Task: Reproduce nothing except the lines between the line with "Parse this screenshot: output" and the line with "Transcribe this image's", both ends included, and please leave out pictures.
+ + +
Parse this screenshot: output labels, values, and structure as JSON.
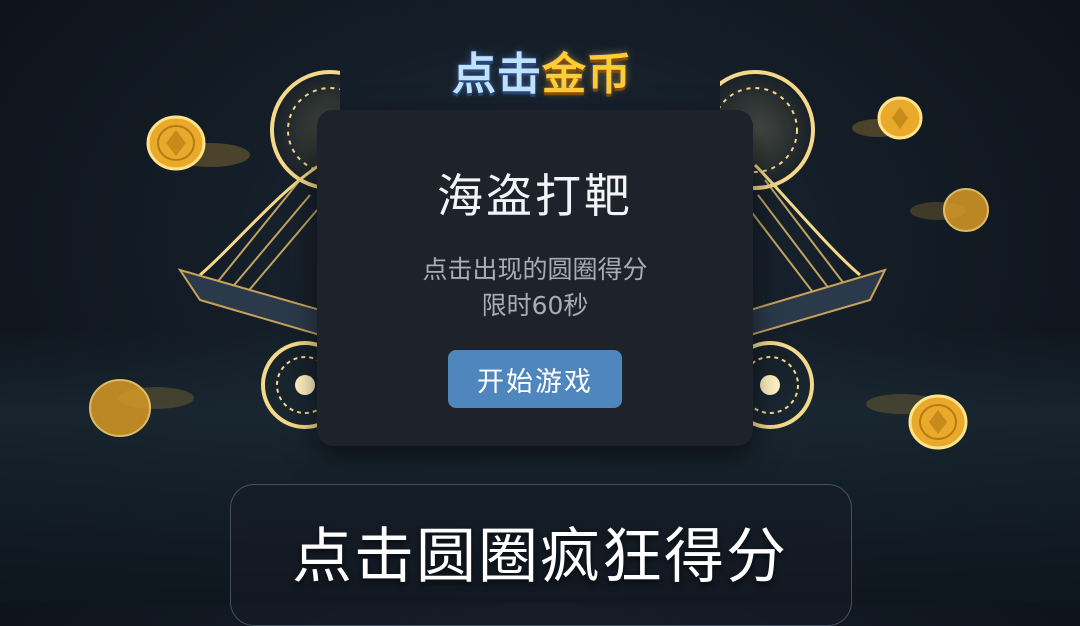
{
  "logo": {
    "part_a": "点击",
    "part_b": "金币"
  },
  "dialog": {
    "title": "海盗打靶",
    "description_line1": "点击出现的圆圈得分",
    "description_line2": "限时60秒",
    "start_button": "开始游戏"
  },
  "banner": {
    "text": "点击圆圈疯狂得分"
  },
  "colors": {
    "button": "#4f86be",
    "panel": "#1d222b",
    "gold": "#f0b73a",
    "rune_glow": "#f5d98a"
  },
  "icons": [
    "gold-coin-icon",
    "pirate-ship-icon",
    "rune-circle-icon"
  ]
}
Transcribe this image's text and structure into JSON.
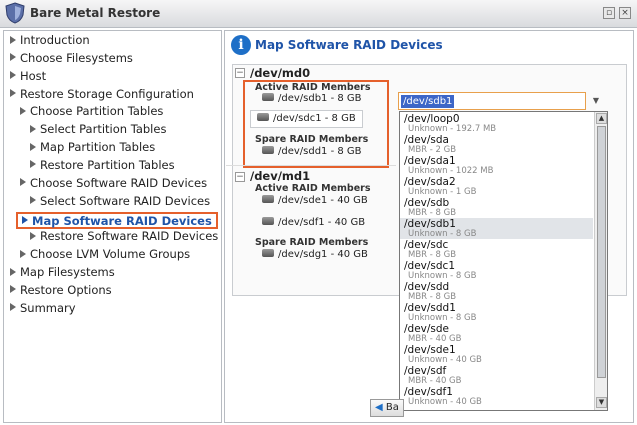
+ + +
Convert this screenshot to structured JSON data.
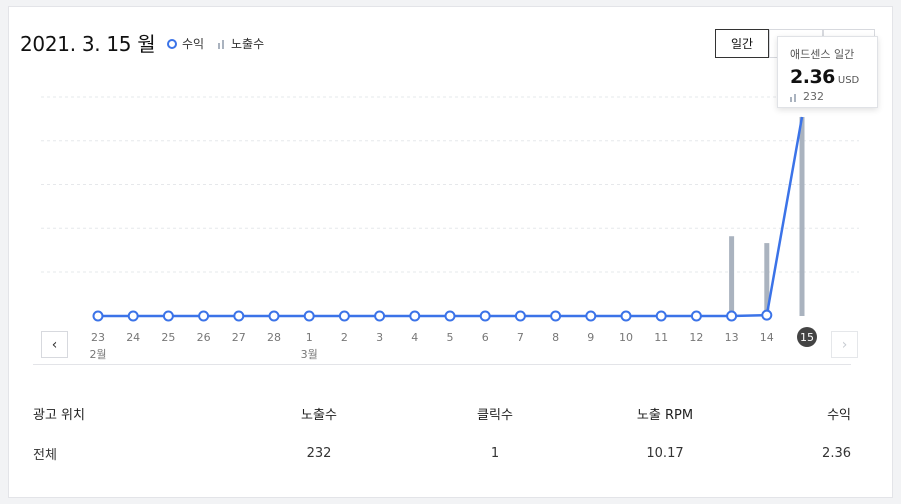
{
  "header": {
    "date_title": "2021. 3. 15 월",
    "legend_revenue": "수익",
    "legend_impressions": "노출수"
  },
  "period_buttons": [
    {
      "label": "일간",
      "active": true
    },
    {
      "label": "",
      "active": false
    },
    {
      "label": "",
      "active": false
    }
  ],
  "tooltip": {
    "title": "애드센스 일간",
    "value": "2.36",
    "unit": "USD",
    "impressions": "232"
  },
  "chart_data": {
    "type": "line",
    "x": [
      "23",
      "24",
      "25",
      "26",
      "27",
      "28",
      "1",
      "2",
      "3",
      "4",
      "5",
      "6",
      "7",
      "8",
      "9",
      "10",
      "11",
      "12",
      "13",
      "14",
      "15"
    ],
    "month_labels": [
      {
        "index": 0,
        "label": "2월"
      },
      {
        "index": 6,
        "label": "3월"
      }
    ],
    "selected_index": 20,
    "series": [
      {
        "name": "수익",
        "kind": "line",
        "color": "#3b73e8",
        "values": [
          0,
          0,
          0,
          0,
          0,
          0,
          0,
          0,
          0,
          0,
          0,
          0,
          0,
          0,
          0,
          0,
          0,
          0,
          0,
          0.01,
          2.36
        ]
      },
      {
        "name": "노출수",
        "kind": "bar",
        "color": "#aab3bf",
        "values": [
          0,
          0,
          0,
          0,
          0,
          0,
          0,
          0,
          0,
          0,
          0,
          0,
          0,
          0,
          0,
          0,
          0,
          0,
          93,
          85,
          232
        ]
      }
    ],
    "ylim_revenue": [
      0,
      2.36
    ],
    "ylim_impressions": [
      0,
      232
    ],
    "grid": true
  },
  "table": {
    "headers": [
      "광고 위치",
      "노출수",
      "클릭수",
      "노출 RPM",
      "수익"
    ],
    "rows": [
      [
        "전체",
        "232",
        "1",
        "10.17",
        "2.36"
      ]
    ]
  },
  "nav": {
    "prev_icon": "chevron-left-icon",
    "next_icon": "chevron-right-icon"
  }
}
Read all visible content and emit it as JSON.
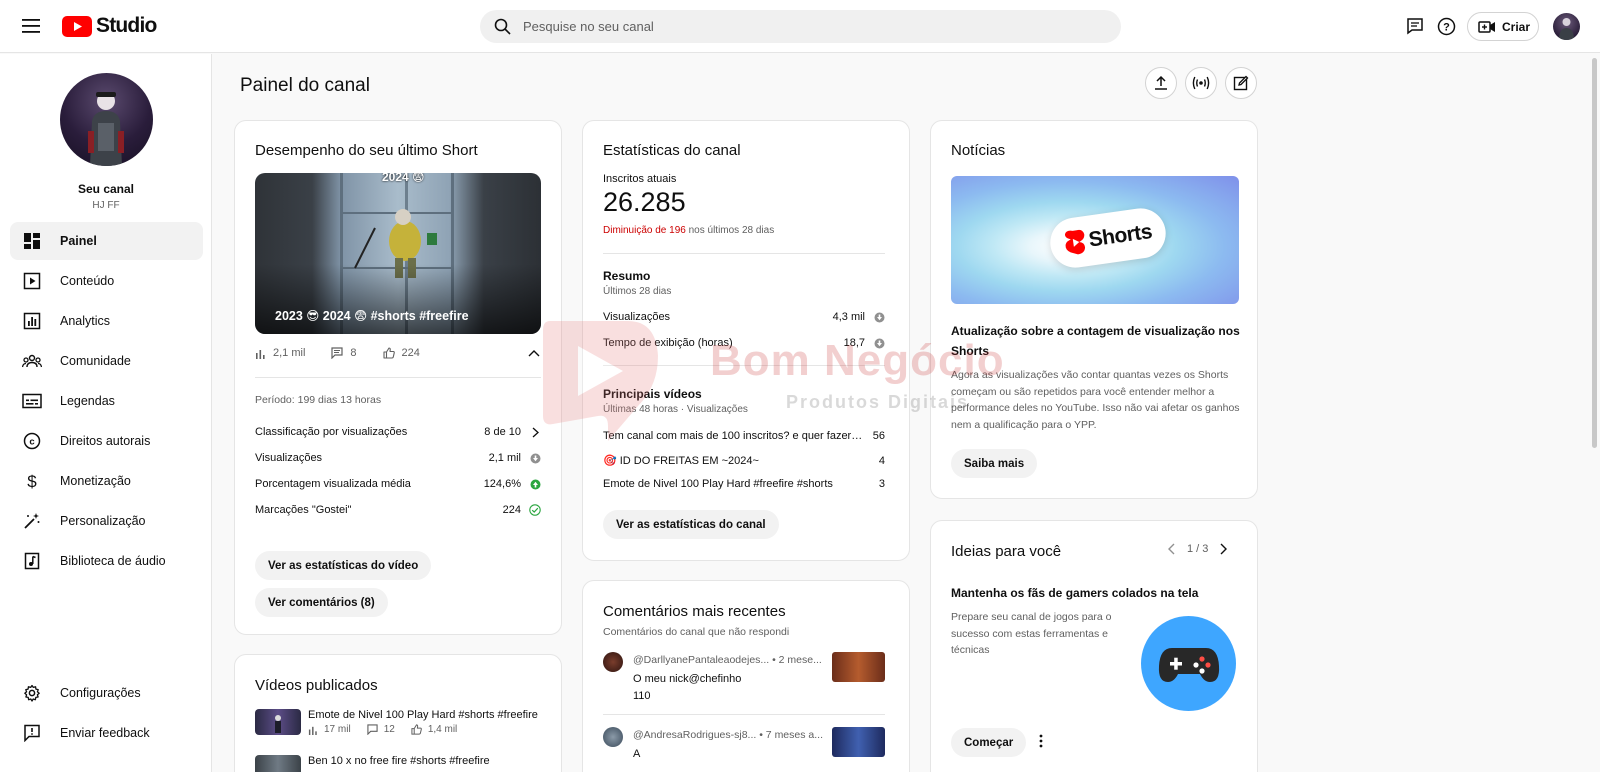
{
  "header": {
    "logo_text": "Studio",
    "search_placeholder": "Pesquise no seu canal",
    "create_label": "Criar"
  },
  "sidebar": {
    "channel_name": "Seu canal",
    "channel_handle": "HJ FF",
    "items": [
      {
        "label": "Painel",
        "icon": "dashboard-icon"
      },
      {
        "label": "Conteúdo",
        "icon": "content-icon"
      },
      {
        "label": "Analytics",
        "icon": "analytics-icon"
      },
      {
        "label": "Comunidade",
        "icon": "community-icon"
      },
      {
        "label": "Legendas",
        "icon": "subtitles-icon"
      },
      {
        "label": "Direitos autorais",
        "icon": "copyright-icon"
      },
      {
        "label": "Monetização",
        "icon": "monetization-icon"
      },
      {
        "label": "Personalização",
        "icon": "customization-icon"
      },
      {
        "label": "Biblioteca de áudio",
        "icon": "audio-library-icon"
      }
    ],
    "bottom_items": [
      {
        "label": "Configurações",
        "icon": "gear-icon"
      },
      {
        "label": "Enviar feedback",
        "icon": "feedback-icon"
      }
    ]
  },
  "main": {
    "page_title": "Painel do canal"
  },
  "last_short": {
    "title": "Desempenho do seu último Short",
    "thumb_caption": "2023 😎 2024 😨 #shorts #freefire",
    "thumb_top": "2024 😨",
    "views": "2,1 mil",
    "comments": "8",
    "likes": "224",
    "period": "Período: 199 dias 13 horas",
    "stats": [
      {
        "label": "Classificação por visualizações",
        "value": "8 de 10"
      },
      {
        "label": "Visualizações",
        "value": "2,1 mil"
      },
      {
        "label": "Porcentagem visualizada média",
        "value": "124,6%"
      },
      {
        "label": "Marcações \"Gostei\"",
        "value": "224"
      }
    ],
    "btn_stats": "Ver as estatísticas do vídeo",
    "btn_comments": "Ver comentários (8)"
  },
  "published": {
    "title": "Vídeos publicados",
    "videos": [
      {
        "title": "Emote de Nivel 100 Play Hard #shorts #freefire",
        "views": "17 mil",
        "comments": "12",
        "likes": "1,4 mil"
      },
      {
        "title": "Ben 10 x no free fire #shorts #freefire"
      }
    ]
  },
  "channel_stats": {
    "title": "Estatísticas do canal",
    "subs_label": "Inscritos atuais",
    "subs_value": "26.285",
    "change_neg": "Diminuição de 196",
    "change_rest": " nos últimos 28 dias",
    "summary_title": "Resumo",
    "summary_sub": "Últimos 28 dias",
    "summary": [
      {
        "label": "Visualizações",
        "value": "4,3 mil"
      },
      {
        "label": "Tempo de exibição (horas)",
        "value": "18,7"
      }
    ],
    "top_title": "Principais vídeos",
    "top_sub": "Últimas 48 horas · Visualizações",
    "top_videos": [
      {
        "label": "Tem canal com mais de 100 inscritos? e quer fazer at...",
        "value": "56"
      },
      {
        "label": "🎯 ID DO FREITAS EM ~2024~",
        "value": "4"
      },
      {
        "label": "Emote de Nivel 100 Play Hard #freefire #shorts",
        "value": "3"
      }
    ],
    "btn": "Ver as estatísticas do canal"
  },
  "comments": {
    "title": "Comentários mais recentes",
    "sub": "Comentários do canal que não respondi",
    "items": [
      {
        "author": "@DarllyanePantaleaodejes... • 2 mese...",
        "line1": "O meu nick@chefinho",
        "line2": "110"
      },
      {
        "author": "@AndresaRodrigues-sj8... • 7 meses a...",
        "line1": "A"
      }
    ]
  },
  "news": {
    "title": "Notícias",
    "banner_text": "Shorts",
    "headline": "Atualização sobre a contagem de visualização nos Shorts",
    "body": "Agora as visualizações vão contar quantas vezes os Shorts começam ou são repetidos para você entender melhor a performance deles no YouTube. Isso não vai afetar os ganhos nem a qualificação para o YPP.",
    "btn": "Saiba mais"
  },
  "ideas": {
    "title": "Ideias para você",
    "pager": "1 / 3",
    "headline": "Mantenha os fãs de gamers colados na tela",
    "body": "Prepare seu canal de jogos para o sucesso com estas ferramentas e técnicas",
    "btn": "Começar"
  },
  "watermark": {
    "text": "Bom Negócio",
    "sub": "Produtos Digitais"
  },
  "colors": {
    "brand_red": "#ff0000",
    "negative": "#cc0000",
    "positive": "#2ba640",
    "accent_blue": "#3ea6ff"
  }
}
+ + +
Task answer:
Parse this screenshot: output labels, values, and structure as JSON.
{
  "logo": {
    "part_a": "点击",
    "part_b": "金币"
  },
  "dialog": {
    "title": "海盗打靶",
    "description_line1": "点击出现的圆圈得分",
    "description_line2": "限时60秒",
    "start_button": "开始游戏"
  },
  "banner": {
    "text": "点击圆圈疯狂得分"
  },
  "colors": {
    "button": "#4f86be",
    "panel": "#1d222b",
    "gold": "#f0b73a",
    "rune_glow": "#f5d98a"
  },
  "icons": [
    "gold-coin-icon",
    "pirate-ship-icon",
    "rune-circle-icon"
  ]
}
Transcribe this image's text and structure into JSON.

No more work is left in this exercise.